Annotated element entries
--------------------

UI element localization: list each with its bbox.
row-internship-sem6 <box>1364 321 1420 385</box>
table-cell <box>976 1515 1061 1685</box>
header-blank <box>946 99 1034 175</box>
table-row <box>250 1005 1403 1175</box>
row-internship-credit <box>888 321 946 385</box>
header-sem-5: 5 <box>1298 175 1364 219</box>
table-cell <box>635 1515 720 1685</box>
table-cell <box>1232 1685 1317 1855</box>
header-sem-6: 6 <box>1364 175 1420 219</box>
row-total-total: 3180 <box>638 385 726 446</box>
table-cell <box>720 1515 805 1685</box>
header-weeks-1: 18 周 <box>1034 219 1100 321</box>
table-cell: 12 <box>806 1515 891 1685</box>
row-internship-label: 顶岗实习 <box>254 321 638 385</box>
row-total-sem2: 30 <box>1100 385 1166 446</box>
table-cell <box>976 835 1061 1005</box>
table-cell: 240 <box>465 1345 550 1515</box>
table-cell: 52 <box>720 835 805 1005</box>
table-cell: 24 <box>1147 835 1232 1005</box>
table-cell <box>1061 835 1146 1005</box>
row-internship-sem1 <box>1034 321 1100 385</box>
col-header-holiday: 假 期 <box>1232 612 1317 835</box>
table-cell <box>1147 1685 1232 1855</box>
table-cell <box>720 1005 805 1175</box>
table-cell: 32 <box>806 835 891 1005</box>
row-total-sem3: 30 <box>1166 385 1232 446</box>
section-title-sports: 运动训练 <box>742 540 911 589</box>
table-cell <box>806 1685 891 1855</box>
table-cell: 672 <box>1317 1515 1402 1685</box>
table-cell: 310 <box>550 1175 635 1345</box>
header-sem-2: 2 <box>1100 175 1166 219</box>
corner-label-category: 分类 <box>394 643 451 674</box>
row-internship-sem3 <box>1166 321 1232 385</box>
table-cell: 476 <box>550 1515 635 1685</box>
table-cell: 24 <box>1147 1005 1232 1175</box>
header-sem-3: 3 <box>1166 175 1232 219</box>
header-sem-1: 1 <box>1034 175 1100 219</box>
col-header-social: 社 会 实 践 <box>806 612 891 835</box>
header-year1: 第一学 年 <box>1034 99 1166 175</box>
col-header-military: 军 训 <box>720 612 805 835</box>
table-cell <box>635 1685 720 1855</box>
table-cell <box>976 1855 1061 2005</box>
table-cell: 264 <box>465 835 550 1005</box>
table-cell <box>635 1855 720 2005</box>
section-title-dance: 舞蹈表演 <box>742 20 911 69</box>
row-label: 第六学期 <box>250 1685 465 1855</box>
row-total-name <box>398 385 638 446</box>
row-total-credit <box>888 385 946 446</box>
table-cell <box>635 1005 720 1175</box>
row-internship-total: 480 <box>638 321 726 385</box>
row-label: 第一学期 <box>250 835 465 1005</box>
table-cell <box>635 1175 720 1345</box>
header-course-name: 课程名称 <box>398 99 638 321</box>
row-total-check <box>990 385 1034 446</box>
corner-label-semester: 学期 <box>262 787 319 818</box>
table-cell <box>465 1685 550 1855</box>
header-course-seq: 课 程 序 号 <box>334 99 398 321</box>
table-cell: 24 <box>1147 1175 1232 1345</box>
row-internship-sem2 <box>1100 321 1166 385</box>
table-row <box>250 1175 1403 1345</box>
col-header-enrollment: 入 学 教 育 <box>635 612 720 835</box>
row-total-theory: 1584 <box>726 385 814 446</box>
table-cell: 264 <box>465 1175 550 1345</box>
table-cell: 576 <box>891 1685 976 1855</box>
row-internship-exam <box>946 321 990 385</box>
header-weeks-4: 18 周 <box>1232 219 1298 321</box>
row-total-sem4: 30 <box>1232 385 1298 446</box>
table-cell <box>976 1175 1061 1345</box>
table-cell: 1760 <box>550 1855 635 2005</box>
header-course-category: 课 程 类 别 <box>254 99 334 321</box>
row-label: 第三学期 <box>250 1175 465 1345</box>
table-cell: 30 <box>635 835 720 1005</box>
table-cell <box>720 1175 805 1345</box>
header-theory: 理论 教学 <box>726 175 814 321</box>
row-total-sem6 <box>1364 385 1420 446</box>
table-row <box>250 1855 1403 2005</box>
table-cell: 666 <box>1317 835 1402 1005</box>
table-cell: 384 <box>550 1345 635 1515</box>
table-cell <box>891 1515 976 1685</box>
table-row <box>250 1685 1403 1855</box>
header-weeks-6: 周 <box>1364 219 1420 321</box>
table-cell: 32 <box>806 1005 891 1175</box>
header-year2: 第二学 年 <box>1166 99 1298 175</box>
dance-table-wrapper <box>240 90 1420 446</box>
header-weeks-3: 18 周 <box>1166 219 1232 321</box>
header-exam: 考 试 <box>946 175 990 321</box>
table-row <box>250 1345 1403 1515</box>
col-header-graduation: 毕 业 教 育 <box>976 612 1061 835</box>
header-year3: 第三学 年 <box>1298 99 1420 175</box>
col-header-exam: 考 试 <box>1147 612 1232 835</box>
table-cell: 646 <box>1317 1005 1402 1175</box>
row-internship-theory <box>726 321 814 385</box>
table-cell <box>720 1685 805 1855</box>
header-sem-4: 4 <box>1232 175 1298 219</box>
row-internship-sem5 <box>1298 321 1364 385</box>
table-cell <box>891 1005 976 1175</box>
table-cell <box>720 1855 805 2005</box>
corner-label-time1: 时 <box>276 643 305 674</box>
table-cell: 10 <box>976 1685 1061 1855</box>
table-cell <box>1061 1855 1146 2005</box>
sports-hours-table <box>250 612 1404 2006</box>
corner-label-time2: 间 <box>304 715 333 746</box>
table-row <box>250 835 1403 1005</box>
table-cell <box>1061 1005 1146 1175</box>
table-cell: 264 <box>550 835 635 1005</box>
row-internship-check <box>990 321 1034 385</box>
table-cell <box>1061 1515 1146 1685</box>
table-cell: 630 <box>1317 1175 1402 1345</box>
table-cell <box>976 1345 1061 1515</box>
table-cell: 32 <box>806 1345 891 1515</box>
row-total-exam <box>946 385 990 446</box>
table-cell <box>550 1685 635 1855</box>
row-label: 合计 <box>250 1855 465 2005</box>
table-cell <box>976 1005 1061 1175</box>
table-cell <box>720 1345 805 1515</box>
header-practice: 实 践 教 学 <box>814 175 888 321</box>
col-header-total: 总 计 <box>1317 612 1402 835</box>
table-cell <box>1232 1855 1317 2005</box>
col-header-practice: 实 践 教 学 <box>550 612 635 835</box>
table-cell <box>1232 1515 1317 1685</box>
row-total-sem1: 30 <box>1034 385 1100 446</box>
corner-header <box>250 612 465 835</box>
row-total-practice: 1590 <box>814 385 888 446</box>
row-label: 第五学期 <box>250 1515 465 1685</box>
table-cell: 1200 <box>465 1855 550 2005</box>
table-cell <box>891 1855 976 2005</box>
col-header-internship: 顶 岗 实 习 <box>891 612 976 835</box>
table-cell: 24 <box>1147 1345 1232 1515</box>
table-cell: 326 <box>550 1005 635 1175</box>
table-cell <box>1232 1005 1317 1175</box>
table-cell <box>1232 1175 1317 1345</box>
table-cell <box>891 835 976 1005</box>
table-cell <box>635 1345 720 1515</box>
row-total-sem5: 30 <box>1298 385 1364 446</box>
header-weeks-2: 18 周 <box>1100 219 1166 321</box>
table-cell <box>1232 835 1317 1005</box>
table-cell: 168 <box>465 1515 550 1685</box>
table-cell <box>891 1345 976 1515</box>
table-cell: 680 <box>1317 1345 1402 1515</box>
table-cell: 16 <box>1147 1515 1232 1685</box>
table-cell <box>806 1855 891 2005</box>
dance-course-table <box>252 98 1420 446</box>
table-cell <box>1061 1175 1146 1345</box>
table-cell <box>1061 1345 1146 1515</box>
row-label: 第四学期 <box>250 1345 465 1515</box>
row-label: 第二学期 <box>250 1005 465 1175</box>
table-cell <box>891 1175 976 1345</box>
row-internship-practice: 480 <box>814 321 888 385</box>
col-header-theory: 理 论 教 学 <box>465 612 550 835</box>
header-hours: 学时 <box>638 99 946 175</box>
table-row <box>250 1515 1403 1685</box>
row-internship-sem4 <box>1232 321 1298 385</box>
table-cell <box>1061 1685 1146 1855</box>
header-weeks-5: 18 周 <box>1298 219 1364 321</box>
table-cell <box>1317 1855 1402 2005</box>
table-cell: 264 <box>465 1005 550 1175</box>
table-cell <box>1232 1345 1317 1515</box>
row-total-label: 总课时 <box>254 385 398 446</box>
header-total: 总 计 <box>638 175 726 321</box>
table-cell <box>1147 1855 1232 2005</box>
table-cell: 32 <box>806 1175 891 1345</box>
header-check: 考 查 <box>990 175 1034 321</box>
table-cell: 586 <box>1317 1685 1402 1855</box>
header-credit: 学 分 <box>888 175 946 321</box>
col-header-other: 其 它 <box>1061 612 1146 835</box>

--------------------

## Description of the task
Render the listing from its first line through the line containing "row-internship-sem1 <box>1034 321" as a JSON list of strings, one string per line. Leave out blank lines.

## Result for this exercise
[
  "UI element localization: list each with its bbox.",
  "row-internship-sem6 <box>1364 321 1420 385</box>",
  "table-cell <box>976 1515 1061 1685</box>",
  "header-blank <box>946 99 1034 175</box>",
  "table-row <box>250 1005 1403 1175</box>",
  "row-internship-credit <box>888 321 946 385</box>",
  "header-sem-5: 5 <box>1298 175 1364 219</box>",
  "table-cell <box>635 1515 720 1685</box>",
  "table-cell <box>1232 1685 1317 1855</box>",
  "header-sem-6: 6 <box>1364 175 1420 219</box>",
  "row-total-total: 3180 <box>638 385 726 446</box>",
  "table-cell <box>720 1515 805 1685</box>",
  "header-weeks-1: 18 周 <box>1034 219 1100 321</box>",
  "table-cell: 12 <box>806 1515 891 1685</box>",
  "row-internship-label: 顶岗实习 <box>254 321 638 385</box>",
  "row-total-sem2: 30 <box>1100 385 1166 446</box>",
  "table-cell <box>976 835 1061 1005</box>",
  "table-cell: 240 <box>465 1345 550 1515</box>",
  "table-cell: 52 <box>720 835 805 1005</box>",
  "table-cell: 24 <box>1147 835 1232 1005</box>",
  "table-cell <box>1061 835 1146 1005</box>",
  "row-internship-sem1 <box>1034 321 1100 385</box>"
]